▶ _SET TASK_
Repeat the listing in full, exactly as it stands.

======== SUPPLIED DATA

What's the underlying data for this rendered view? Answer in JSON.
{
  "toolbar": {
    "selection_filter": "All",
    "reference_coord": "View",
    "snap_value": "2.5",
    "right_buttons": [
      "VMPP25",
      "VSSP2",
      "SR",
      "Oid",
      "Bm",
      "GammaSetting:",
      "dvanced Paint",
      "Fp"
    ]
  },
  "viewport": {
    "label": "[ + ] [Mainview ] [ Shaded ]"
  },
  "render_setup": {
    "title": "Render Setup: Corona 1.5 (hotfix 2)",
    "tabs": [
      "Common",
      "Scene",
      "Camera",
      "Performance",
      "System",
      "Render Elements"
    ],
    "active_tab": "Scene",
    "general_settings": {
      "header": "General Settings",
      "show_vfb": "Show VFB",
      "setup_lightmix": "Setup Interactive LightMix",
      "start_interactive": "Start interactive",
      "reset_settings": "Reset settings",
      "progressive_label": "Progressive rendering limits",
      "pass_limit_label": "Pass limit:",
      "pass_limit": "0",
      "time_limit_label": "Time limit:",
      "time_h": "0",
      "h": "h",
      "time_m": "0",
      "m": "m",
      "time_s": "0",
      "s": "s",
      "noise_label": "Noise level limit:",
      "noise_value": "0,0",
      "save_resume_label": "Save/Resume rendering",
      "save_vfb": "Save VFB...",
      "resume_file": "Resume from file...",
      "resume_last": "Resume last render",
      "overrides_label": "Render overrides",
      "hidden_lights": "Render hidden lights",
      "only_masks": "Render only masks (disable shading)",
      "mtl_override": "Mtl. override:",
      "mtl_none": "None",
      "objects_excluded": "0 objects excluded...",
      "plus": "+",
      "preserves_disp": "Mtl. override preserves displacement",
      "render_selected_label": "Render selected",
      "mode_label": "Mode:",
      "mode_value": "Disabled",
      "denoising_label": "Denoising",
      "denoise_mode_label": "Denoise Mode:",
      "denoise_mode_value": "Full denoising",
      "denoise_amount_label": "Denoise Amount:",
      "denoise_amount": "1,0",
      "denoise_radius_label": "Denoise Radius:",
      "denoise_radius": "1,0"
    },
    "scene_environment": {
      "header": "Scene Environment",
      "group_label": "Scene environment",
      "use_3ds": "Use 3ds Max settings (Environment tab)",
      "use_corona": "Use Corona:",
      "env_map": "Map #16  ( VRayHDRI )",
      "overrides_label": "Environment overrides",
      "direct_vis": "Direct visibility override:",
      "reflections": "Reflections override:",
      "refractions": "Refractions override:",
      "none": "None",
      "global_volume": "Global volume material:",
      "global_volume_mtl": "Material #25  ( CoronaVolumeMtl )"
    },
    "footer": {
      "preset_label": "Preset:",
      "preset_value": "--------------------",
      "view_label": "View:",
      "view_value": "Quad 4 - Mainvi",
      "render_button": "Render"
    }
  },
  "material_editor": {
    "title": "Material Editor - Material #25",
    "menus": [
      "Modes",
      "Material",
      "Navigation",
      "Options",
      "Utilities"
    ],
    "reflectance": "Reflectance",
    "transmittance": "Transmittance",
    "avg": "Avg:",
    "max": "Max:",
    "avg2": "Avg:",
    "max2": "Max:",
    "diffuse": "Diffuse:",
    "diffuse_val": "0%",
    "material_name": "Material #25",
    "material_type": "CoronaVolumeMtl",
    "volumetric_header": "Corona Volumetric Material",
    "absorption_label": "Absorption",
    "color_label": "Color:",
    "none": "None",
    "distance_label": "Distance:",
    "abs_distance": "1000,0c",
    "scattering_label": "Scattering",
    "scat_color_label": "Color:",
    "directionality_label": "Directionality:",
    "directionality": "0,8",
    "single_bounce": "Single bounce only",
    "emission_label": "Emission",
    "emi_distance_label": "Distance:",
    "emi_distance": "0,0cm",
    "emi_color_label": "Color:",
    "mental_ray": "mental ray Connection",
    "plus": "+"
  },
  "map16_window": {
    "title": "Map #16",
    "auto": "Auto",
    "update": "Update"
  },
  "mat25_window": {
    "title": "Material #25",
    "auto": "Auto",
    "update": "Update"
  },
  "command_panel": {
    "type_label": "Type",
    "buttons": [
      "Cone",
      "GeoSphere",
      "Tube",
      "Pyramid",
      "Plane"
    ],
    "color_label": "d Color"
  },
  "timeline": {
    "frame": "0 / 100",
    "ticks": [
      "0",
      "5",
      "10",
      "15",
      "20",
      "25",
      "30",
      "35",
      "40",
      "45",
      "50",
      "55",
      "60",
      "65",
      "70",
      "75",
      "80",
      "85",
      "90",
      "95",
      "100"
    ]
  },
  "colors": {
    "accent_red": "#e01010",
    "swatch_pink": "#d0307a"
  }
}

================

▶ _OUTPUT FOR THIS EXERCISE_
What's the underlying data for this rendered view? Answer in JSON.
{
  "toolbar": {
    "selection_filter": "All",
    "reference_coord": "View",
    "snap_value": "2.5",
    "right_buttons": [
      "VMPP25",
      "VSSP2",
      "SR",
      "Oid",
      "Bm",
      "GammaSetting:",
      "dvanced Paint",
      "Fp"
    ]
  },
  "viewport": {
    "label": "[ + ] [Mainview ] [ Shaded ]"
  },
  "render_setup": {
    "title": "Render Setup: Corona 1.5 (hotfix 2)",
    "tabs": [
      "Common",
      "Scene",
      "Camera",
      "Performance",
      "System",
      "Render Elements"
    ],
    "active_tab": "Scene",
    "general_settings": {
      "header": "General Settings",
      "show_vfb": "Show VFB",
      "setup_lightmix": "Setup Interactive LightMix",
      "start_interactive": "Start interactive",
      "reset_settings": "Reset settings",
      "progressive_label": "Progressive rendering limits",
      "pass_limit_label": "Pass limit:",
      "pass_limit": "0",
      "time_limit_label": "Time limit:",
      "time_h": "0",
      "h": "h",
      "time_m": "0",
      "m": "m",
      "time_s": "0",
      "s": "s",
      "noise_label": "Noise level limit:",
      "noise_value": "0,0",
      "save_resume_label": "Save/Resume rendering",
      "save_vfb": "Save VFB...",
      "resume_file": "Resume from file...",
      "resume_last": "Resume last render",
      "overrides_label": "Render overrides",
      "hidden_lights": "Render hidden lights",
      "only_masks": "Render only masks (disable shading)",
      "mtl_override": "Mtl. override:",
      "mtl_none": "None",
      "objects_excluded": "0 objects excluded...",
      "plus": "+",
      "preserves_disp": "Mtl. override preserves displacement",
      "render_selected_label": "Render selected",
      "mode_label": "Mode:",
      "mode_value": "Disabled",
      "denoising_label": "Denoising",
      "denoise_mode_label": "Denoise Mode:",
      "denoise_mode_value": "Full denoising",
      "denoise_amount_label": "Denoise Amount:",
      "denoise_amount": "1,0",
      "denoise_radius_label": "Denoise Radius:",
      "denoise_radius": "1,0"
    },
    "scene_environment": {
      "header": "Scene Environment",
      "group_label": "Scene environment",
      "use_3ds": "Use 3ds Max settings (Environment tab)",
      "use_corona": "Use Corona:",
      "env_map": "Map #16  ( VRayHDRI )",
      "overrides_label": "Environment overrides",
      "direct_vis": "Direct visibility override:",
      "reflections": "Reflections override:",
      "refractions": "Refractions override:",
      "none": "None",
      "global_volume": "Global volume material:",
      "global_volume_mtl": "Material #25  ( CoronaVolumeMtl )"
    },
    "footer": {
      "preset_label": "Preset:",
      "preset_value": "--------------------",
      "view_label": "View:",
      "view_value": "Quad 4 - Mainvi",
      "render_button": "Render"
    }
  },
  "material_editor": {
    "title": "Material Editor - Material #25",
    "menus": [
      "Modes",
      "Material",
      "Navigation",
      "Options",
      "Utilities"
    ],
    "reflectance": "Reflectance",
    "transmittance": "Transmittance",
    "avg": "Avg:",
    "max": "Max:",
    "avg2": "Avg:",
    "max2": "Max:",
    "diffuse": "Diffuse:",
    "diffuse_val": "0%",
    "material_name": "Material #25",
    "material_type": "CoronaVolumeMtl",
    "volumetric_header": "Corona Volumetric Material",
    "absorption_label": "Absorption",
    "color_label": "Color:",
    "none": "None",
    "distance_label": "Distance:",
    "abs_distance": "1000,0c",
    "scattering_label": "Scattering",
    "scat_color_label": "Color:",
    "directionality_label": "Directionality:",
    "directionality": "0,8",
    "single_bounce": "Single bounce only",
    "emission_label": "Emission",
    "emi_distance_label": "Distance:",
    "emi_distance": "0,0cm",
    "emi_color_label": "Color:",
    "mental_ray": "mental ray Connection",
    "plus": "+"
  },
  "map16_window": {
    "title": "Map #16",
    "auto": "Auto",
    "update": "Update"
  },
  "mat25_window": {
    "title": "Material #25",
    "auto": "Auto",
    "update": "Update"
  },
  "command_panel": {
    "type_label": "Type",
    "buttons": [
      "Cone",
      "GeoSphere",
      "Tube",
      "Pyramid",
      "Plane"
    ],
    "color_label": "d Color"
  },
  "timeline": {
    "frame": "0 / 100",
    "ticks": [
      "0",
      "5",
      "10",
      "15",
      "20",
      "25",
      "30",
      "35",
      "40",
      "45",
      "50",
      "55",
      "60",
      "65",
      "70",
      "75",
      "80",
      "85",
      "90",
      "95",
      "100"
    ]
  },
  "colors": {
    "accent_red": "#e01010",
    "swatch_pink": "#d0307a"
  }
}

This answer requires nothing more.